-- MATERIAL FOR THIS TASK --
━━━━

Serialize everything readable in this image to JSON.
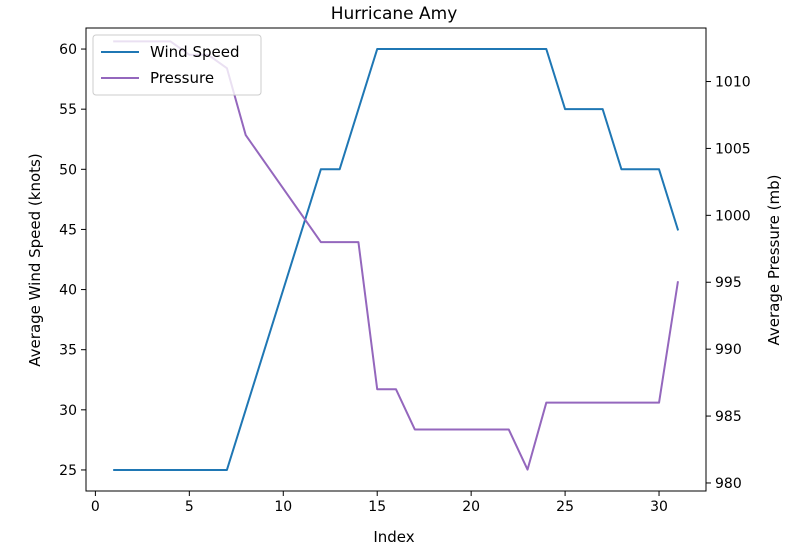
{
  "chart_data": {
    "type": "line",
    "title": "Hurricane Amy",
    "xlabel": "Index",
    "ylabel": "Average Wind Speed (knots)",
    "y2label": "Average Pressure (mb)",
    "xlim": [
      -0.5,
      32.5
    ],
    "ylim": [
      23.25,
      61.75
    ],
    "y2lim": [
      979.4,
      1014.0
    ],
    "xticks": [
      0,
      5,
      10,
      15,
      20,
      25,
      30
    ],
    "yticks": [
      25,
      30,
      35,
      40,
      45,
      50,
      55,
      60
    ],
    "y2ticks": [
      980,
      985,
      990,
      995,
      1000,
      1005,
      1010
    ],
    "grid": false,
    "legend_position": "top-left",
    "x": [
      1,
      2,
      3,
      4,
      5,
      6,
      7,
      8,
      9,
      10,
      11,
      12,
      13,
      14,
      15,
      16,
      17,
      18,
      19,
      20,
      21,
      22,
      23,
      24,
      25,
      26,
      27,
      28,
      29,
      30,
      31
    ],
    "series": [
      {
        "name": "Wind Speed",
        "axis": "left",
        "color": "#1f77b4",
        "values": [
          25,
          25,
          25,
          25,
          25,
          25,
          25,
          30,
          35,
          40,
          45,
          50,
          50,
          55,
          60,
          60,
          60,
          60,
          60,
          60,
          60,
          60,
          60,
          60,
          55,
          55,
          55,
          50,
          50,
          50,
          45
        ]
      },
      {
        "name": "Pressure",
        "axis": "right",
        "color": "#9467bd",
        "values": [
          1013,
          1013,
          1013,
          1013,
          1012,
          1012,
          1011,
          1006,
          1004,
          1002,
          1000,
          998,
          998,
          998,
          987,
          987,
          984,
          984,
          984,
          984,
          984,
          984,
          981,
          986,
          986,
          986,
          986,
          986,
          986,
          986,
          995
        ]
      }
    ]
  }
}
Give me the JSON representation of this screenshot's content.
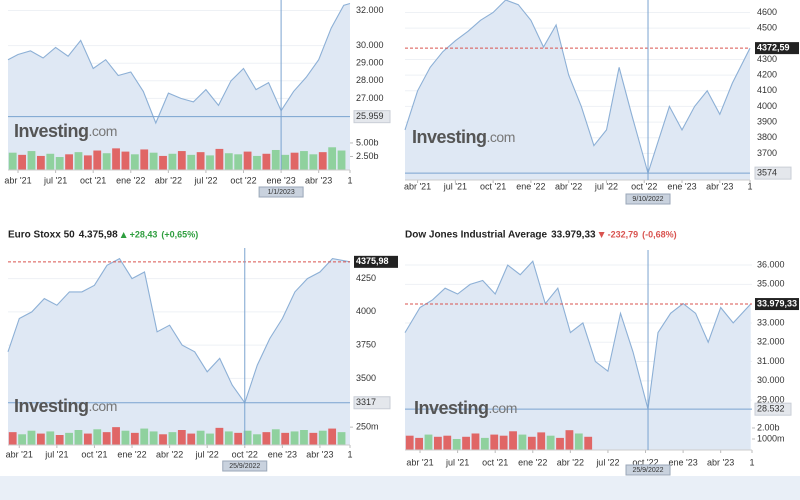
{
  "chart_data": [
    {
      "type": "line",
      "watermark_brand": "Investing",
      "watermark_suffix": ".com",
      "x": [
        -0.8,
        0,
        1,
        2,
        3,
        4,
        5,
        6,
        7,
        8,
        9,
        10,
        11,
        12,
        13,
        14,
        15,
        16,
        17,
        18,
        19,
        20,
        21,
        22,
        23,
        24,
        25,
        26,
        26.5
      ],
      "values": [
        29200,
        29500,
        29700,
        29300,
        29900,
        29400,
        30300,
        28700,
        29200,
        28300,
        28500,
        27400,
        25600,
        27300,
        27000,
        26800,
        27500,
        26600,
        28000,
        28700,
        27500,
        27900,
        26300,
        27400,
        28200,
        29200,
        31000,
        32300,
        32400
      ],
      "color": "#8db0d6",
      "fill": "#dfe8f4",
      "xlim": [
        -0.8,
        26.5
      ],
      "xticks": [
        {
          "value": 0,
          "label": "abr '21"
        },
        {
          "value": 3,
          "label": "jul '21"
        },
        {
          "value": 6,
          "label": "oct '21"
        },
        {
          "value": 9,
          "label": "ene '22"
        },
        {
          "value": 12,
          "label": "abr '22"
        },
        {
          "value": 15,
          "label": "jul '22"
        },
        {
          "value": 18,
          "label": "oct '22"
        },
        {
          "value": 21,
          "label": "ene '23"
        },
        {
          "value": 24,
          "label": "abr '23"
        },
        {
          "value": 26.5,
          "label": "1"
        }
      ],
      "ylim": [
        25200,
        32600
      ],
      "yticks": [
        {
          "value": 32000,
          "label": "32.000"
        },
        {
          "value": 30000,
          "label": "30.000"
        },
        {
          "value": 29000,
          "label": "29.000"
        },
        {
          "value": 28000,
          "label": "28.000"
        },
        {
          "value": 27000,
          "label": "27.000"
        }
      ],
      "grid": true,
      "crosshair_x": {
        "value": 21,
        "label": "1/1/2023"
      },
      "crosshair_y": {
        "value": 25959,
        "label": "25.959"
      },
      "volume": {
        "values": [
          3200000000.0,
          2800000000.0,
          3500000000.0,
          2600000000.0,
          3000000000.0,
          2400000000.0,
          2900000000.0,
          3300000000.0,
          2700000000.0,
          3600000000.0,
          3100000000.0,
          4000000000.0,
          3400000000.0,
          2900000000.0,
          3800000000.0,
          3200000000.0,
          2600000000.0,
          3000000000.0,
          3500000000.0,
          2800000000.0,
          3300000000.0,
          2700000000.0,
          3900000000.0,
          3100000000.0,
          2900000000.0,
          3400000000.0,
          2600000000.0,
          3000000000.0,
          3700000000.0,
          2800000000.0,
          3200000000.0,
          3500000000.0,
          2900000000.0,
          3300000000.0,
          4200000000.0,
          3600000000.0
        ],
        "up": [
          1,
          0,
          1,
          0,
          1,
          1,
          0,
          1,
          0,
          0,
          1,
          0,
          0,
          1,
          0,
          1,
          0,
          1,
          0,
          1,
          0,
          1,
          0,
          1,
          1,
          0,
          1,
          0,
          1,
          1,
          0,
          1,
          1,
          0,
          1,
          1
        ],
        "up_color": "#8fd19e",
        "down_color": "#e06666",
        "ylim": [
          0,
          6100000000.0
        ],
        "yticks": [
          {
            "value": 5000000000.0,
            "label": "5.00b"
          },
          {
            "value": 2500000000.0,
            "label": "2.50b"
          }
        ]
      }
    },
    {
      "type": "line",
      "watermark_brand": "Investing",
      "watermark_suffix": ".com",
      "x": [
        -1,
        0,
        1,
        2,
        3,
        4,
        5,
        6,
        7,
        8,
        9,
        10,
        11,
        12,
        13,
        14,
        15,
        16,
        17,
        18.3,
        19,
        20,
        21,
        22,
        23,
        24,
        25,
        26.4
      ],
      "values": [
        3850,
        4100,
        4250,
        4350,
        4420,
        4480,
        4550,
        4600,
        4680,
        4650,
        4550,
        4380,
        4520,
        4200,
        4000,
        3750,
        3850,
        4250,
        3950,
        3574,
        3750,
        4000,
        3850,
        4000,
        4100,
        3950,
        4150,
        4372.59
      ],
      "color": "#8db0d6",
      "fill": "#dfe8f4",
      "xlim": [
        -1,
        26.4
      ],
      "xticks": [
        {
          "value": 0,
          "label": "abr '21"
        },
        {
          "value": 3,
          "label": "jul '21"
        },
        {
          "value": 6,
          "label": "oct '21"
        },
        {
          "value": 9,
          "label": "ene '22"
        },
        {
          "value": 12,
          "label": "abr '22"
        },
        {
          "value": 15,
          "label": "jul '22"
        },
        {
          "value": 18,
          "label": "oct '22"
        },
        {
          "value": 21,
          "label": "ene '23"
        },
        {
          "value": 24,
          "label": "abr '23"
        },
        {
          "value": 26.4,
          "label": "1"
        }
      ],
      "ylim": [
        3530,
        4680
      ],
      "yticks": [
        4600,
        4500,
        4300,
        4200,
        4100,
        4000,
        3900,
        3800,
        3700
      ],
      "grid": true,
      "crosshair_x": {
        "value": 18.3,
        "label": "9/10/2022"
      },
      "crosshair_y": 3574,
      "last_value": {
        "value": 4372.59,
        "label": "4372,59"
      },
      "last_color": "#d9534f"
    },
    {
      "type": "line",
      "title": "Euro Stoxx 50",
      "price": "4.375,98",
      "change": "+28,43",
      "change_pct": "(+0,65%)",
      "change_color": "#2e9e3e",
      "watermark_brand": "Investing",
      "watermark_suffix": ".com",
      "x": [
        -0.9,
        0,
        1,
        2,
        3,
        4,
        5,
        6,
        7,
        8,
        9,
        10,
        11,
        12,
        13,
        14,
        15,
        16,
        17,
        18,
        19,
        20,
        21,
        22,
        23,
        24,
        25,
        26.4
      ],
      "values": [
        3700,
        3950,
        4000,
        4100,
        4050,
        4150,
        4150,
        4200,
        4350,
        4400,
        4250,
        4300,
        3850,
        3900,
        3750,
        3700,
        3550,
        3650,
        3450,
        3317,
        3600,
        3800,
        3950,
        4150,
        4250,
        4300,
        4400,
        4375.98
      ],
      "color": "#8db0d6",
      "fill": "#dfe8f4",
      "xlim": [
        -0.9,
        26.4
      ],
      "xticks": [
        {
          "value": 0,
          "label": "abr '21"
        },
        {
          "value": 3,
          "label": "jul '21"
        },
        {
          "value": 6,
          "label": "oct '21"
        },
        {
          "value": 9,
          "label": "ene '22"
        },
        {
          "value": 12,
          "label": "abr '22"
        },
        {
          "value": 15,
          "label": "jul '22"
        },
        {
          "value": 18,
          "label": "oct '22"
        },
        {
          "value": 21,
          "label": "ene '23"
        },
        {
          "value": 24,
          "label": "abr '23"
        },
        {
          "value": 26.4,
          "label": "1"
        }
      ],
      "ylim": [
        3225,
        4480
      ],
      "yticks": [
        4250,
        4000,
        3750,
        3500
      ],
      "grid": true,
      "crosshair_x": {
        "value": 18,
        "label": "25/9/2022"
      },
      "crosshair_y": 3317,
      "last_value": {
        "value": 4375.98,
        "label": "4375,98"
      },
      "last_color": "#d9534f",
      "volume": {
        "values": [
          180000000.0,
          150000000.0,
          200000000.0,
          160000000.0,
          190000000.0,
          140000000.0,
          170000000.0,
          210000000.0,
          160000000.0,
          220000000.0,
          180000000.0,
          250000000.0,
          200000000.0,
          170000000.0,
          230000000.0,
          190000000.0,
          150000000.0,
          180000000.0,
          210000000.0,
          160000000.0,
          200000000.0,
          160000000.0,
          240000000.0,
          190000000.0,
          170000000.0,
          200000000.0,
          150000000.0,
          180000000.0,
          220000000.0,
          170000000.0,
          190000000.0,
          210000000.0,
          170000000.0,
          200000000.0,
          230000000.0,
          180000000.0
        ],
        "up": [
          0,
          1,
          1,
          0,
          1,
          0,
          1,
          1,
          0,
          1,
          0,
          0,
          1,
          0,
          1,
          1,
          0,
          1,
          0,
          0,
          1,
          1,
          0,
          1,
          0,
          1,
          1,
          0,
          1,
          0,
          1,
          1,
          0,
          1,
          0,
          1
        ],
        "up_color": "#8fd19e",
        "down_color": "#e06666",
        "ylim": [
          0,
          350000000.0
        ],
        "yticks": [
          {
            "value": 250000000.0,
            "label": "250m"
          }
        ]
      }
    },
    {
      "type": "line",
      "title": "Dow Jones Industrial Average",
      "price": "33.979,33",
      "change": "-232,79",
      "change_pct": "(-0,68%)",
      "change_color": "#d9534f",
      "watermark_brand": "Investing",
      "watermark_suffix": ".com",
      "x": [
        -1.2,
        0,
        1,
        2,
        3,
        4,
        5,
        6,
        7,
        8,
        9,
        10,
        11,
        12,
        13,
        14,
        15,
        16,
        17,
        18.2,
        19,
        20,
        21,
        22,
        23,
        24,
        25,
        26.4
      ],
      "values": [
        32500,
        33800,
        34200,
        34800,
        34500,
        35000,
        35200,
        34500,
        36000,
        35500,
        36200,
        34000,
        34800,
        32500,
        33000,
        31000,
        30500,
        33500,
        31500,
        28532,
        32500,
        33500,
        34000,
        33500,
        32000,
        33800,
        33000,
        33979.33
      ],
      "color": "#8db0d6",
      "fill": "#dfe8f4",
      "xlim": [
        -1.2,
        26.5
      ],
      "xticks": [
        {
          "value": 0,
          "label": "abr '21"
        },
        {
          "value": 3,
          "label": "jul '21"
        },
        {
          "value": 6,
          "label": "oct '21"
        },
        {
          "value": 9,
          "label": "ene '22"
        },
        {
          "value": 12,
          "label": "abr '22"
        },
        {
          "value": 15,
          "label": "jul '22"
        },
        {
          "value": 18,
          "label": "oct '22"
        },
        {
          "value": 21,
          "label": "ene '23"
        },
        {
          "value": 24,
          "label": "abr '23"
        },
        {
          "value": 26.5,
          "label": "1"
        }
      ],
      "ylim": [
        28230,
        36780
      ],
      "yticks": [
        {
          "value": 36000,
          "label": "36.000"
        },
        {
          "value": 35000,
          "label": "35.000"
        },
        {
          "value": 33000,
          "label": "33.000"
        },
        {
          "value": 32000,
          "label": "32.000"
        },
        {
          "value": 31000,
          "label": "31.000"
        },
        {
          "value": 30000,
          "label": "30.000"
        },
        {
          "value": 29000,
          "label": "29.000"
        }
      ],
      "grid": true,
      "crosshair_x": {
        "value": 18.2,
        "label": "25/9/2022"
      },
      "crosshair_y": {
        "value": 28532,
        "label": "28.532"
      },
      "last_value": {
        "value": 33979.33,
        "label": "33.979,33"
      },
      "last_color": "#d9534f",
      "volume": {
        "values": [
          1300000000.0,
          1100000000.0,
          1400000000.0,
          1200000000.0,
          1300000000.0,
          1000000000.0,
          1200000000.0,
          1500000000.0,
          1100000000.0,
          1400000000.0,
          1300000000.0,
          1700000000.0,
          1400000000.0,
          1200000000.0,
          1600000000.0,
          1300000000.0,
          1100000000.0,
          1800000000.0,
          1500000000.0,
          1200000000.0
        ],
        "up": [
          0,
          0,
          1,
          0,
          0,
          1,
          0,
          0,
          1,
          0,
          0,
          0,
          1,
          0,
          0,
          1,
          0,
          0,
          1,
          0
        ],
        "up_color": "#8fd19e",
        "down_color": "#e06666",
        "ylim": [
          0,
          2180000000.0
        ],
        "yticks": [
          {
            "value": 2000000000.0,
            "label": "2.00b"
          },
          {
            "value": 1000000000.0,
            "label": "1000m"
          }
        ]
      }
    }
  ]
}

━━━━

-- SET PROBLEM --
Look through the listing and extract every line with "JSON" in it.

-- RESPONSE TO THIS TASK --
Serialize everything readable in this image to JSON.
Give me the JSON representation of this screenshot's content.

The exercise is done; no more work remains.